TASK DESCRIPTION — Write out all of the records precisely. Skip anything that is a picture.

____

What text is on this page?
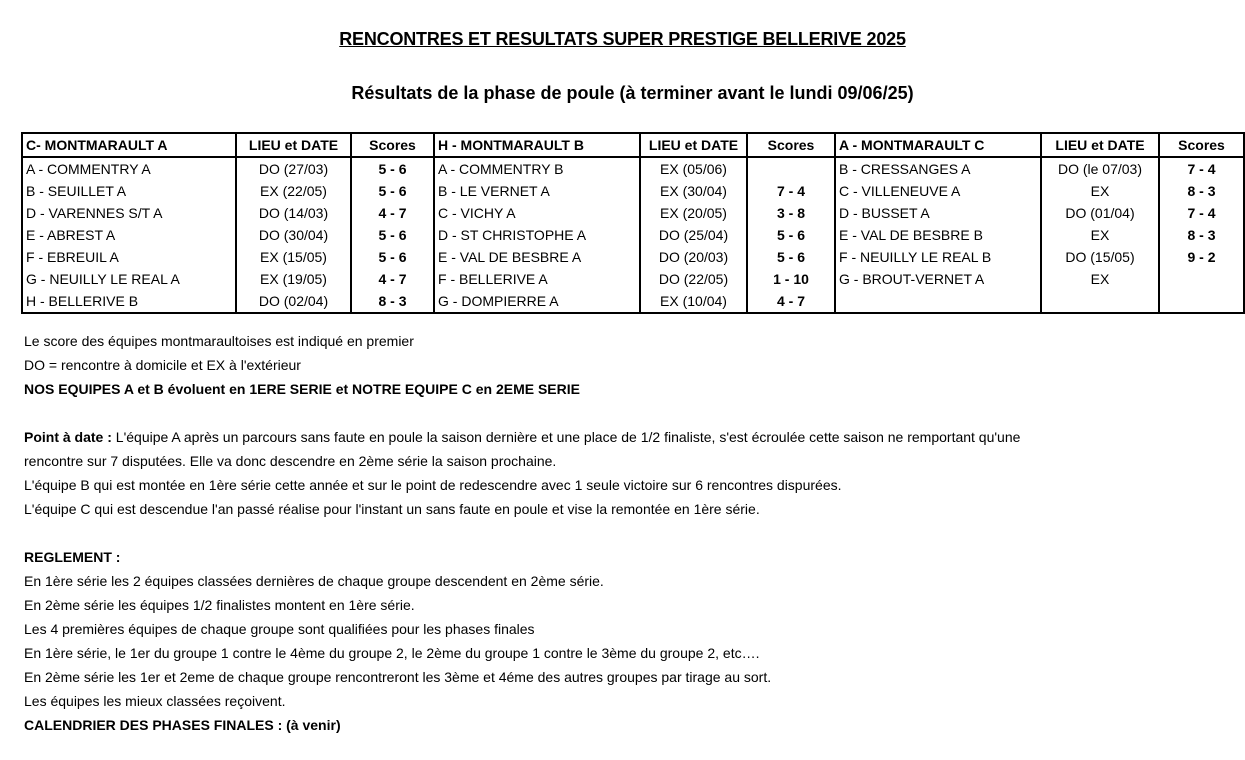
RENCONTRES ET RESULTATS SUPER PRESTIGE BELLERIVE 2025
Résultats de la phase de poule (à terminer avant le lundi 09/06/25)
C- MONTMARAULT A	LIEU et DATE	Scores	H - MONTMARAULT B	LIEU et DATE	Scores	A - MONTMARAULT C	LIEU et DATE	Scores
A - COMMENTRY A	DO (27/03)	5 - 6	A - COMMENTRY B	EX (05/06)		B - CRESSANGES A	DO (le 07/03)	7 - 4
B - SEUILLET A	EX (22/05)	5 - 6	B - LE VERNET A	EX (30/04)	7 - 4	C - VILLENEUVE A	EX	8 - 3
D - VARENNES S/T A	DO (14/03)	4 - 7	C - VICHY A	EX (20/05)	3 - 8	D - BUSSET A	DO (01/04)	7 - 4
E - ABREST A	DO (30/04)	5 - 6	D - ST CHRISTOPHE A	DO (25/04)	5 - 6	E - VAL DE BESBRE B	EX	8 - 3
F - EBREUIL A	EX (15/05)	5 - 6	E - VAL DE BESBRE A	DO (20/03)	5 - 6	F - NEUILLY LE REAL B	DO (15/05)	9 - 2
G - NEUILLY LE REAL A	EX (19/05)	4 - 7	F - BELLERIVE A	DO (22/05)	1 - 10	G - BROUT-VERNET A	EX	
H - BELLERIVE B	DO (02/04)	8 - 3	G - DOMPIERRE A	EX (10/04)	4 - 7			

Le score des équipes montmaraultoises est indiqué en premier

DO = rencontre à domicile et EX à l'extérieur

NOS EQUIPES A et B évoluent en 1ERE SERIE et NOTRE EQUIPE C en 2EME SERIE

Point à date : L'équipe A après un parcours sans faute en poule la saison dernière et une place de 1/2 finaliste, s'est écroulée cette saison ne remportant qu'une

rencontre sur 7 disputées. Elle va donc descendre en 2ème série la saison prochaine.

L'équipe B qui est montée en 1ère série cette année et sur le point de redescendre avec 1 seule victoire sur 6 rencontres dispurées.

L'équipe C qui est descendue l'an passé réalise pour l'instant un sans faute en poule et vise la remontée en 1ère série.

REGLEMENT :

En 1ère série les 2 équipes classées dernières de chaque groupe descendent en 2ème série.

En 2ème série les équipes 1/2 finalistes montent en 1ère série.

Les 4 premières équipes de chaque groupe sont qualifiées pour les phases finales

En 1ère série, le 1er du groupe 1 contre le 4ème du groupe 2, le 2ème du groupe 1 contre le 3ème du groupe 2, etc….

En 2ème série les 1er et 2eme de chaque groupe rencontreront les 3ème et 4éme des autres groupes par tirage au sort.

Les équipes les mieux classées reçoivent.

CALENDRIER DES PHASES FINALES : (à venir)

____

ANSWER TO THE EXERCISE —
What text is on this page?
RENCONTRES ET RESULTATS SUPER PRESTIGE BELLERIVE 2025
Résultats de la phase de poule (à terminer avant le lundi 09/06/25)
C- MONTMARAULT A	LIEU et DATE	Scores	H - MONTMARAULT B	LIEU et DATE	Scores	A - MONTMARAULT C	LIEU et DATE	Scores
A - COMMENTRY A	DO (27/03)	5 - 6	A - COMMENTRY B	EX (05/06)		B - CRESSANGES A	DO (le 07/03)	7 - 4
B - SEUILLET A	EX (22/05)	5 - 6	B - LE VERNET A	EX (30/04)	7 - 4	C - VILLENEUVE A	EX	8 - 3
D - VARENNES S/T A	DO (14/03)	4 - 7	C - VICHY A	EX (20/05)	3 - 8	D - BUSSET A	DO (01/04)	7 - 4
E - ABREST A	DO (30/04)	5 - 6	D - ST CHRISTOPHE A	DO (25/04)	5 - 6	E - VAL DE BESBRE B	EX	8 - 3
F - EBREUIL A	EX (15/05)	5 - 6	E - VAL DE BESBRE A	DO (20/03)	5 - 6	F - NEUILLY LE REAL B	DO (15/05)	9 - 2
G - NEUILLY LE REAL A	EX (19/05)	4 - 7	F - BELLERIVE A	DO (22/05)	1 - 10	G - BROUT-VERNET A	EX	
H - BELLERIVE B	DO (02/04)	8 - 3	G - DOMPIERRE A	EX (10/04)	4 - 7			

Le score des équipes montmaraultoises est indiqué en premier

DO = rencontre à domicile et EX à l'extérieur

NOS EQUIPES A et B évoluent en 1ERE SERIE et NOTRE EQUIPE C en 2EME SERIE

Point à date : L'équipe A après un parcours sans faute en poule la saison dernière et une place de 1/2 finaliste, s'est écroulée cette saison ne remportant qu'une

rencontre sur 7 disputées. Elle va donc descendre en 2ème série la saison prochaine.

L'équipe B qui est montée en 1ère série cette année et sur le point de redescendre avec 1 seule victoire sur 6 rencontres dispurées.

L'équipe C qui est descendue l'an passé réalise pour l'instant un sans faute en poule et vise la remontée en 1ère série.

REGLEMENT :

En 1ère série les 2 équipes classées dernières de chaque groupe descendent en 2ème série.

En 2ème série les équipes 1/2 finalistes montent en 1ère série.

Les 4 premières équipes de chaque groupe sont qualifiées pour les phases finales

En 1ère série, le 1er du groupe 1 contre le 4ème du groupe 2, le 2ème du groupe 1 contre le 3ème du groupe 2, etc….

En 2ème série les 1er et 2eme de chaque groupe rencontreront les 3ème et 4éme des autres groupes par tirage au sort.

Les équipes les mieux classées reçoivent.

CALENDRIER DES PHASES FINALES : (à venir)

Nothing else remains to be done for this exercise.